Records from a data source:
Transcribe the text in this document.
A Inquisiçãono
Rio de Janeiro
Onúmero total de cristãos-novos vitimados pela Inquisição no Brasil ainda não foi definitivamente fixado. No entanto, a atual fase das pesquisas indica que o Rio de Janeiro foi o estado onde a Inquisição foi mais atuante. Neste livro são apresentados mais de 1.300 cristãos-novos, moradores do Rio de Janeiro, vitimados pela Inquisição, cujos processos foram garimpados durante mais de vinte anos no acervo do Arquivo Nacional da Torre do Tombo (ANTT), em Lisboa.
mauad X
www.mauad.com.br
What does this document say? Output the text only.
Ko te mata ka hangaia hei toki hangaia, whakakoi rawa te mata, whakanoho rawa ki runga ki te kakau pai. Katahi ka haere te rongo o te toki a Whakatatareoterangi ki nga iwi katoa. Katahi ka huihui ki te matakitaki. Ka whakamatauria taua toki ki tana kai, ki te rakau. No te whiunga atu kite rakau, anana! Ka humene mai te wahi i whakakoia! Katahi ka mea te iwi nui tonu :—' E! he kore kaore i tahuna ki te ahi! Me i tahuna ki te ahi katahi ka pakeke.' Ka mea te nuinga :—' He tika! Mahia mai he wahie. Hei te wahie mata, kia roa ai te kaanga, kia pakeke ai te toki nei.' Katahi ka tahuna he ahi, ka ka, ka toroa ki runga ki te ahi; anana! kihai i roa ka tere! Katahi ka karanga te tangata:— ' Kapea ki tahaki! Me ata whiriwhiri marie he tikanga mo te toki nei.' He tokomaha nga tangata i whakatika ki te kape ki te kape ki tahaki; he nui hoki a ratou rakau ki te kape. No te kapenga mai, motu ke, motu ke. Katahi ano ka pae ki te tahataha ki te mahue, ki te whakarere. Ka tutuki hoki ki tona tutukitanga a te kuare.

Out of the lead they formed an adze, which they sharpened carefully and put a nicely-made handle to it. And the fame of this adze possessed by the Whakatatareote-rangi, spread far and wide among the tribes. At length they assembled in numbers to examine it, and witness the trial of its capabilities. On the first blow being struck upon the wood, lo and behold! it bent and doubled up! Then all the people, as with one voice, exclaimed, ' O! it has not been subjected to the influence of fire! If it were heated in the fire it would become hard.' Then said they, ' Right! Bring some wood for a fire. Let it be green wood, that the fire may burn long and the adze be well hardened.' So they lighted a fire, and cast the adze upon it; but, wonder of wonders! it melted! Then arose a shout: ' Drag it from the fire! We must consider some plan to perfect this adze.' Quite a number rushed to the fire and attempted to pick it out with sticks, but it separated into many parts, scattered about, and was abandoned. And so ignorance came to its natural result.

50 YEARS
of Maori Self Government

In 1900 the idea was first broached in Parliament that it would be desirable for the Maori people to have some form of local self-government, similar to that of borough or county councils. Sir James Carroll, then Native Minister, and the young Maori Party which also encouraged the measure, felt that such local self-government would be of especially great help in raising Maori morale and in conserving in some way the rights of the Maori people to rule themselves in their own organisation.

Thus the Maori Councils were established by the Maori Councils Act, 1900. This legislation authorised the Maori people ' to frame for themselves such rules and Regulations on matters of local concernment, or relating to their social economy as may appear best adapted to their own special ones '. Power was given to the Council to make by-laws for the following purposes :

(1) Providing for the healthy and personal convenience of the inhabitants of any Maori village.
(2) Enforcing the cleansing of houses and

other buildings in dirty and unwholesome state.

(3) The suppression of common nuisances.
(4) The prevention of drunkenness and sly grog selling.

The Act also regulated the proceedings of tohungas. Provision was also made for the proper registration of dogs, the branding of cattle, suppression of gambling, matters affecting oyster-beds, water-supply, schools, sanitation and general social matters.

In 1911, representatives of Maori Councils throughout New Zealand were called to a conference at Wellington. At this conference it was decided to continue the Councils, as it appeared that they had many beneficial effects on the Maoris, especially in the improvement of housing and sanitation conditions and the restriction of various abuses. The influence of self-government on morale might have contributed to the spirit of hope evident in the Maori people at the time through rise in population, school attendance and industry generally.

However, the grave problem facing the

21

What you should do: Find how many lines in the records contain the string "suppression", then give the number alone.

Response: 2